▸ **DATASET EXCERPTS**
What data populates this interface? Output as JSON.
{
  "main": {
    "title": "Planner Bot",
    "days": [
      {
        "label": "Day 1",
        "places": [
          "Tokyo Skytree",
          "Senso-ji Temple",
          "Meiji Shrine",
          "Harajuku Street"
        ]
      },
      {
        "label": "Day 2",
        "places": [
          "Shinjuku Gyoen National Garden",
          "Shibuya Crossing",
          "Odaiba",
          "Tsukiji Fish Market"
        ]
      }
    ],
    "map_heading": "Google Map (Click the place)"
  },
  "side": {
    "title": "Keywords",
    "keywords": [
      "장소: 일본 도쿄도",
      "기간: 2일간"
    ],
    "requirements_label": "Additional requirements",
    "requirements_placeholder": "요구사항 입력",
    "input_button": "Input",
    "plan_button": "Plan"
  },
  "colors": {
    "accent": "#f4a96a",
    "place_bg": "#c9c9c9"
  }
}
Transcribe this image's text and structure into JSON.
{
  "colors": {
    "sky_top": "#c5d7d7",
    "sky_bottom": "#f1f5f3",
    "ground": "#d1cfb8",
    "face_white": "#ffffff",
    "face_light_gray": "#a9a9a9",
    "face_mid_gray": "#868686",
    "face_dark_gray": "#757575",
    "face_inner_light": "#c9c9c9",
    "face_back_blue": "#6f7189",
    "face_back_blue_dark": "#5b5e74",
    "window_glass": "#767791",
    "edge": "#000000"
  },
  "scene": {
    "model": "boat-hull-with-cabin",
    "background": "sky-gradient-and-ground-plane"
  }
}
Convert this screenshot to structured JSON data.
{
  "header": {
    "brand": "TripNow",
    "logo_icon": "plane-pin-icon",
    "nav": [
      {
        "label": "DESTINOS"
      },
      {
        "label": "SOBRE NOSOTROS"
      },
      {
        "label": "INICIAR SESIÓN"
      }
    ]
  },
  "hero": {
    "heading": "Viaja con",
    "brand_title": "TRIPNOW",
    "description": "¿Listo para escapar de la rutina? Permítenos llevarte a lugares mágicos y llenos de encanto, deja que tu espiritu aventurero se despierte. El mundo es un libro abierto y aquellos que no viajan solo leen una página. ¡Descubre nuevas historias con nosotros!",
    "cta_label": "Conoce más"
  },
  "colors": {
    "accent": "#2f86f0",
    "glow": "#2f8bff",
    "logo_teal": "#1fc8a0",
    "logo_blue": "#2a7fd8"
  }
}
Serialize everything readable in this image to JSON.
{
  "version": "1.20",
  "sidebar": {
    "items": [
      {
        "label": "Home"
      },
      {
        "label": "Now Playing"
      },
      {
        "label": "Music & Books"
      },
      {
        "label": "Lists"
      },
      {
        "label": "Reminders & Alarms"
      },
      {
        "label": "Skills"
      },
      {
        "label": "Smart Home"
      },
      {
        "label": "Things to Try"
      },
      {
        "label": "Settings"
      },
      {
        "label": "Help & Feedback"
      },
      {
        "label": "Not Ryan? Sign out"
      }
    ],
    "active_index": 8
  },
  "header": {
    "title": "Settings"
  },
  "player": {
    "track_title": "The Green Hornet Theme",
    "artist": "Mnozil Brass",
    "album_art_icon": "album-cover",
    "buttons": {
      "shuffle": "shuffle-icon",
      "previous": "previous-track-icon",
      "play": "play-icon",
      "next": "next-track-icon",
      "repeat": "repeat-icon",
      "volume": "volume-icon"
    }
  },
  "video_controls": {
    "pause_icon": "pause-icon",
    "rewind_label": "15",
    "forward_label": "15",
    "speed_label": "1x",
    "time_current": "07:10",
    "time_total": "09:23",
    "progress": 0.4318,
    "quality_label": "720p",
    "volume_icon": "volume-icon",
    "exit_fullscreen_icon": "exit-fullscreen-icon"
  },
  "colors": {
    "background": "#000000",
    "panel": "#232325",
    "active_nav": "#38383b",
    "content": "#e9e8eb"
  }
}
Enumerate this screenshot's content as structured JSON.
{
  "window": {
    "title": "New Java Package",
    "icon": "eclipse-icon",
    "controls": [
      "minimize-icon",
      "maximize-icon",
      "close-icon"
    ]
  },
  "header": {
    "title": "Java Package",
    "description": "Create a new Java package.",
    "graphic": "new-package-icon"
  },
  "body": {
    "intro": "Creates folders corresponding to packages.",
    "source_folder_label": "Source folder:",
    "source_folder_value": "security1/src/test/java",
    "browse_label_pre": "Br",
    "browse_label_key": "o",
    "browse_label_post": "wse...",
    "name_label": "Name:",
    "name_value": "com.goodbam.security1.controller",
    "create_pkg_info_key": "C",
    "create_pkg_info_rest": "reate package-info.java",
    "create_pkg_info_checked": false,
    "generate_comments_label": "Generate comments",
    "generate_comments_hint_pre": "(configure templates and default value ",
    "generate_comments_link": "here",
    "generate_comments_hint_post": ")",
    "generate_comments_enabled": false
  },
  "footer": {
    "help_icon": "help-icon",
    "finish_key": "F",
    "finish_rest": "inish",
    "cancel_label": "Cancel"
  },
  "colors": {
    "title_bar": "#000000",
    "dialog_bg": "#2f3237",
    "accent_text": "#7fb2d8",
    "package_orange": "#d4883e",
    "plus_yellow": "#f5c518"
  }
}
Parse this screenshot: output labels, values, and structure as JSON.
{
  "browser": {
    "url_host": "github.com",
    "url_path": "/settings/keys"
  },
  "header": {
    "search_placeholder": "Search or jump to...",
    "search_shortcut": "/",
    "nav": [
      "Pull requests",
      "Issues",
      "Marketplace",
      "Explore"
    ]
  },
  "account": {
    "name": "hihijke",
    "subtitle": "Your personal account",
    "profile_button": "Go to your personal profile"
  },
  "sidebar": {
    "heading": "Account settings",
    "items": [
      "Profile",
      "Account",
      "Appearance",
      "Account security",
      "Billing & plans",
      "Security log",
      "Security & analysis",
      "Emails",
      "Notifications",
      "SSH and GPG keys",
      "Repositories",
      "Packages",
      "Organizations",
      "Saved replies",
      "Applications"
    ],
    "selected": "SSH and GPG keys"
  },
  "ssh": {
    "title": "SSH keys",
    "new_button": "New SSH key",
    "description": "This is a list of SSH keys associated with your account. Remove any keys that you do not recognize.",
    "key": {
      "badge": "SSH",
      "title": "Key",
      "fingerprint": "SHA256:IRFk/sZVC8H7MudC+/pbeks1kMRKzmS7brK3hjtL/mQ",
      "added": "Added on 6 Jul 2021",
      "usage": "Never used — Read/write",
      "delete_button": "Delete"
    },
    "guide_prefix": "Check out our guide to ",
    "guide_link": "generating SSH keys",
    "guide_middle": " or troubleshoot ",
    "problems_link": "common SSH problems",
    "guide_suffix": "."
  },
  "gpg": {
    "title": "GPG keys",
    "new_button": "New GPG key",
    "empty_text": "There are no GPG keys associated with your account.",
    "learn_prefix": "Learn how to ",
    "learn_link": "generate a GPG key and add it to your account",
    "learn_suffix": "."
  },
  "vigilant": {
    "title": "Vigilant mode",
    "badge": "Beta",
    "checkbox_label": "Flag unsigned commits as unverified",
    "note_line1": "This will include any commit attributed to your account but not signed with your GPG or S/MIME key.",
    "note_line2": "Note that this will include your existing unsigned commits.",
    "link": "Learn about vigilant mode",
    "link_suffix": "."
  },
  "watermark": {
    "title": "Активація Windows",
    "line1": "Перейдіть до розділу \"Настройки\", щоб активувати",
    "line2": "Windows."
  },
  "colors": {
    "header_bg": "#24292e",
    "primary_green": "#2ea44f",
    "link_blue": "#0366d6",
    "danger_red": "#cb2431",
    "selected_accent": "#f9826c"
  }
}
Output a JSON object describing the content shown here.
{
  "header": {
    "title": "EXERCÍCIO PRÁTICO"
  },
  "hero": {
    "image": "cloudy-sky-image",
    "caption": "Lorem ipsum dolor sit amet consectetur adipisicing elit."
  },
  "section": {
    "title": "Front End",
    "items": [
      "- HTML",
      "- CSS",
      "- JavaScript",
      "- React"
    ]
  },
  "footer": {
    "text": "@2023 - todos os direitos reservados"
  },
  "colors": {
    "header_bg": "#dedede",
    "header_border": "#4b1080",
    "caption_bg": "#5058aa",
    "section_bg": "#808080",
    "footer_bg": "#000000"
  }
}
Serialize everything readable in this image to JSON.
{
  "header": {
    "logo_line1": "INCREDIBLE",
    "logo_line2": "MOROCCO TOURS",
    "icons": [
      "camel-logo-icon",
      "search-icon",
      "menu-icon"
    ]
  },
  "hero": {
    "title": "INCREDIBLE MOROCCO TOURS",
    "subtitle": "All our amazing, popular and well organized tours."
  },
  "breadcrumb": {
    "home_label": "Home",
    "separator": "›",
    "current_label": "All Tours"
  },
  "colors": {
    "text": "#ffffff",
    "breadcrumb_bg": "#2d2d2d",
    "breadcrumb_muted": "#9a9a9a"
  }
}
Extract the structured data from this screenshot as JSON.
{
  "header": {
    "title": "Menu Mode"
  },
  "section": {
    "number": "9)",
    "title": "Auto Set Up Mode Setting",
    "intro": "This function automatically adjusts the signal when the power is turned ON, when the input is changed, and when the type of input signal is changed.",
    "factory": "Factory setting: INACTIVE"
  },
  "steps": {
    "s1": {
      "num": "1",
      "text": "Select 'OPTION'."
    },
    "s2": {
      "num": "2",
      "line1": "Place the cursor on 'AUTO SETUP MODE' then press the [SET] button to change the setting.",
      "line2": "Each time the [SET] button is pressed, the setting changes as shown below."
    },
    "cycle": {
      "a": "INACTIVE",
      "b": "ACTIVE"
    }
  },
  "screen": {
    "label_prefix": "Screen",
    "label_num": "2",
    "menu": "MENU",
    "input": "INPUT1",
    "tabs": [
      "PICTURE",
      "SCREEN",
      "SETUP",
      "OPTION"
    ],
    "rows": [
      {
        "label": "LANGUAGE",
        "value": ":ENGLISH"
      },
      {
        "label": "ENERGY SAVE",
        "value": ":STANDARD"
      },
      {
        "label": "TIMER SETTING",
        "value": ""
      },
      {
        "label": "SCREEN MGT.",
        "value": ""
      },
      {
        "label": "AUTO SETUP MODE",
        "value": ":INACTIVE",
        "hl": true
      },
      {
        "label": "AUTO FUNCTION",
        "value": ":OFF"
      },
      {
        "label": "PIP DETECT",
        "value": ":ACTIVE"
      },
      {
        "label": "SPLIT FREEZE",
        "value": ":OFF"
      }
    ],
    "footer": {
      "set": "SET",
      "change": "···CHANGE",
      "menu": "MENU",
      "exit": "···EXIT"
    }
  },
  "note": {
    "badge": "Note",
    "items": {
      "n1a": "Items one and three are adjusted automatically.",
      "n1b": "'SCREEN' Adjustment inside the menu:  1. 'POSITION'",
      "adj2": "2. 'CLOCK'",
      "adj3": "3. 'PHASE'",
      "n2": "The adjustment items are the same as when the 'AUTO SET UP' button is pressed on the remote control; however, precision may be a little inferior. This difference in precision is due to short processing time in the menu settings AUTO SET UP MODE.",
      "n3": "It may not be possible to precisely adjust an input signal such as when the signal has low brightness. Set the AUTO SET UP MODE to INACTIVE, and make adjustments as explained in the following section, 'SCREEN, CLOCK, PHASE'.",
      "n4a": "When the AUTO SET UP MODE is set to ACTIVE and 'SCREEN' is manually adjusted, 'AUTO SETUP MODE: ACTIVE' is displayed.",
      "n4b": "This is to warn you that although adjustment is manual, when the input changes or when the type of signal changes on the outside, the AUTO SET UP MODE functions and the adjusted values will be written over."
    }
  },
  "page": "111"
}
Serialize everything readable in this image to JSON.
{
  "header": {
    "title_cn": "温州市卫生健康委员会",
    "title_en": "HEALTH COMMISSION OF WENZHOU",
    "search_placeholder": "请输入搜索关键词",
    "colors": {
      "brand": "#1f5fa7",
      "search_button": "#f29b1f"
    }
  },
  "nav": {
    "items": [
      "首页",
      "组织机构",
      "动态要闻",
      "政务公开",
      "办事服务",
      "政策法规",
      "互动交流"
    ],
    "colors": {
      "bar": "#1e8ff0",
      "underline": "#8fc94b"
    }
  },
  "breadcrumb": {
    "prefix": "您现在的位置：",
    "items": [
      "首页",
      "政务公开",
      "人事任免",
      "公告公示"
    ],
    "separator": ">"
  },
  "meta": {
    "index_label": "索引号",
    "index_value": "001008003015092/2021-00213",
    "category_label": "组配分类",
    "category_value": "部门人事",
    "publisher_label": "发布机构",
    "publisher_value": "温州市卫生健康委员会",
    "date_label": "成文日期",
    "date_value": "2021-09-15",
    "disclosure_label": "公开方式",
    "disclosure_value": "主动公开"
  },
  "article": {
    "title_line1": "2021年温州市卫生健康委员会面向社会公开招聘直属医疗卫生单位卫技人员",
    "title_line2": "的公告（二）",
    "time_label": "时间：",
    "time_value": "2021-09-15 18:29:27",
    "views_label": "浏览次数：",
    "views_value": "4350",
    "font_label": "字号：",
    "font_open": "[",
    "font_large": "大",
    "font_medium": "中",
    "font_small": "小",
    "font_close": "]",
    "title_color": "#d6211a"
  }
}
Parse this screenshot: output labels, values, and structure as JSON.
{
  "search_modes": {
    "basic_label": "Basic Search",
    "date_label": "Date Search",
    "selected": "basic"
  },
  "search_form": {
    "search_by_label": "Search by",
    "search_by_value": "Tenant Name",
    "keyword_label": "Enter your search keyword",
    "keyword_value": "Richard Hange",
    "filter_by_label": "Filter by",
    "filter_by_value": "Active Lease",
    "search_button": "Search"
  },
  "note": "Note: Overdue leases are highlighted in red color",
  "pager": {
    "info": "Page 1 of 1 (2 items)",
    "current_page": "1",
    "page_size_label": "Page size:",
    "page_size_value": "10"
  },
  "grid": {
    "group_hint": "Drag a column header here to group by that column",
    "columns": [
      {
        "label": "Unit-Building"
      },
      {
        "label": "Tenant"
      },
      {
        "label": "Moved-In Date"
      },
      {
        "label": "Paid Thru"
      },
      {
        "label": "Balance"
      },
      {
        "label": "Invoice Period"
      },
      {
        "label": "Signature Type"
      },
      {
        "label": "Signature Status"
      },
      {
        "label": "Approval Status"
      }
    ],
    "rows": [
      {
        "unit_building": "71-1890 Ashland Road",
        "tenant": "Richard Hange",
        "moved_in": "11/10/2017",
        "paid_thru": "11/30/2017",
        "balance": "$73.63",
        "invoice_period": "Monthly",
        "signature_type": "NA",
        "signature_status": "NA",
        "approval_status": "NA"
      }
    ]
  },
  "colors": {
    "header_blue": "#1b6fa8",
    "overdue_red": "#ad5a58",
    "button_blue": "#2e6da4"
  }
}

▸ **WHAT TO WORK ON**
Say the number of lines in the records above that include the string "will", and no more.

▸ **IN RESPONSE**
3